Task details:
Find how many lines hold the word "Design" and give that number only.

Listing:
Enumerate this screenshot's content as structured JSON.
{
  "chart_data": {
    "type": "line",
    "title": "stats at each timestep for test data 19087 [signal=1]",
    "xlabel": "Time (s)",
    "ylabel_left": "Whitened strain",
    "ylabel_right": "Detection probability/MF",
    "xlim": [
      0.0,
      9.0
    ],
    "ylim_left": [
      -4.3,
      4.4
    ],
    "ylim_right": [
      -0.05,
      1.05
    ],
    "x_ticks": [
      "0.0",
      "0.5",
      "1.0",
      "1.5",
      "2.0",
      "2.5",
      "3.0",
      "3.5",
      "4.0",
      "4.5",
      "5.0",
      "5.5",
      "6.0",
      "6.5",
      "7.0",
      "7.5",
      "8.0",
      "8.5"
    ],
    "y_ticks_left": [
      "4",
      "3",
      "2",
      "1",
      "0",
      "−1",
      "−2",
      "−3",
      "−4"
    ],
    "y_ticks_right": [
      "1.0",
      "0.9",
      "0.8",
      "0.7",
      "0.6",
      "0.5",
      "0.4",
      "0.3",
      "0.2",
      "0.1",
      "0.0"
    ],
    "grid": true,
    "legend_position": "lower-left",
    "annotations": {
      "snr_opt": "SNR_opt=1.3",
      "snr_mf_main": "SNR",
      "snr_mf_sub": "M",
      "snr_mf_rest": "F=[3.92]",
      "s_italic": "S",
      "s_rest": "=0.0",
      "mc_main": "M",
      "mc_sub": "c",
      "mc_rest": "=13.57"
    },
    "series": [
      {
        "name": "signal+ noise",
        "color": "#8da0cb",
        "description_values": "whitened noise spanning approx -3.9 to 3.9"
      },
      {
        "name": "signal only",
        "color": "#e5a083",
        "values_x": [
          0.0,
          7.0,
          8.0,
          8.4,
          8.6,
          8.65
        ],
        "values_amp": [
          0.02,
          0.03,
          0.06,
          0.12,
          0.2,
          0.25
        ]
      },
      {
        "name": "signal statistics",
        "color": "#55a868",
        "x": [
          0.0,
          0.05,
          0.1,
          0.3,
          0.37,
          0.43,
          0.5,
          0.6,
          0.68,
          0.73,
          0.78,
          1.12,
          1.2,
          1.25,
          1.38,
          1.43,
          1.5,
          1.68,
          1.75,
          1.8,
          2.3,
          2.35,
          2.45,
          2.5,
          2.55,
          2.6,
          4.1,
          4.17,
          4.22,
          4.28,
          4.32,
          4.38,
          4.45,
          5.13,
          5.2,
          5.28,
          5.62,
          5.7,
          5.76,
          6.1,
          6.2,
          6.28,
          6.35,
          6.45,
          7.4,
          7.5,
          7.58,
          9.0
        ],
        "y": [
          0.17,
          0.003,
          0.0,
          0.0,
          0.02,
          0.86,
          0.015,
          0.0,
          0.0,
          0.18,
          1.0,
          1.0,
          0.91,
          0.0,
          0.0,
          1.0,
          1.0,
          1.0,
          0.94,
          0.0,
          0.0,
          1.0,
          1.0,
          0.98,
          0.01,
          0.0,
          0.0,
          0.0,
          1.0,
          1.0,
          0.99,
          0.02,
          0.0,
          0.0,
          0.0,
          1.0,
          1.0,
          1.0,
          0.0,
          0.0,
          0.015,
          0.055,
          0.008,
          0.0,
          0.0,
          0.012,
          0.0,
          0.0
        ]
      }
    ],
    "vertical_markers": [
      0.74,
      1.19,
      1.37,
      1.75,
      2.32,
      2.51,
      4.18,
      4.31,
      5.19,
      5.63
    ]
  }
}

---

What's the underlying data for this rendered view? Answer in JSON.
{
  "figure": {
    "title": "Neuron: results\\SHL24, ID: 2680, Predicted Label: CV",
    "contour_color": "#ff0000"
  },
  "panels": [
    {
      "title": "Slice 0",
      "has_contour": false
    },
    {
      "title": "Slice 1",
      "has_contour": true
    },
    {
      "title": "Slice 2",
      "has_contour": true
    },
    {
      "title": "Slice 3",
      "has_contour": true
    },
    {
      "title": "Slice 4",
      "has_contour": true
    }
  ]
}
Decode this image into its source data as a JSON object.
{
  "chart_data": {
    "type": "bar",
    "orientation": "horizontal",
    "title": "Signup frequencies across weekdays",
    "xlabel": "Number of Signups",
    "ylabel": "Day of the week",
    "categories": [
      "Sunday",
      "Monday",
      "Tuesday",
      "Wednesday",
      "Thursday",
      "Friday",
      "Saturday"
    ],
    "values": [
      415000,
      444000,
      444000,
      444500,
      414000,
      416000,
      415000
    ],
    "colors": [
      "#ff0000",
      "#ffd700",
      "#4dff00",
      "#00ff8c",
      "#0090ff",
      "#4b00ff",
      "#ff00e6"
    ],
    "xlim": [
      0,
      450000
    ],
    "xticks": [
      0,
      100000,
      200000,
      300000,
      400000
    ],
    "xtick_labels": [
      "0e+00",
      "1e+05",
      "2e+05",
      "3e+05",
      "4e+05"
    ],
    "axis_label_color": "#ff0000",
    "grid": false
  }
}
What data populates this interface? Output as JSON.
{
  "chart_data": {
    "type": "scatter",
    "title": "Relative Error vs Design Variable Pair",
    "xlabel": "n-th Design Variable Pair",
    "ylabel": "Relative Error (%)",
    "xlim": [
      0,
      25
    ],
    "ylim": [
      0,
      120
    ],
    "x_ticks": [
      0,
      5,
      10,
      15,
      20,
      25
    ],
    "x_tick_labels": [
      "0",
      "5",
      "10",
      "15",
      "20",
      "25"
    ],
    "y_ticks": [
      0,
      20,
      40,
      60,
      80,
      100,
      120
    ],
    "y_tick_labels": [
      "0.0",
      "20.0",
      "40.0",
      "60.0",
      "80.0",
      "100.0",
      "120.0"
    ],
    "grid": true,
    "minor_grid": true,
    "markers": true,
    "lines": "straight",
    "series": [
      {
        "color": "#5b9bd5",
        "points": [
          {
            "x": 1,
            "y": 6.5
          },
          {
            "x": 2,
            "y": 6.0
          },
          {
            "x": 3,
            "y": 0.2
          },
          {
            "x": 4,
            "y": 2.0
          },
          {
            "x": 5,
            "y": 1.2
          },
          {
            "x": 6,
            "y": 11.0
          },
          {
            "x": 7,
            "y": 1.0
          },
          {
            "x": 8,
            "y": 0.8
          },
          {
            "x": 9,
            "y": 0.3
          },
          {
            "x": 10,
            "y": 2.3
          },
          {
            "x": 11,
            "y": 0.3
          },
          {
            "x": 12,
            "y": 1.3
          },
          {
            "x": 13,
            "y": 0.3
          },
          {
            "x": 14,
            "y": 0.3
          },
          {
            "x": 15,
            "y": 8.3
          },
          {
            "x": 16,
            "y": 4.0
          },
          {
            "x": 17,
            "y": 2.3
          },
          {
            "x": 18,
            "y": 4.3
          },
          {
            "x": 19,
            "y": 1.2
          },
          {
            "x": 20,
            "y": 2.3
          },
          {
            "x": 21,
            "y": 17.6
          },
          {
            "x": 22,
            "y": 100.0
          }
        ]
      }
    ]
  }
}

Output of the exercise:
2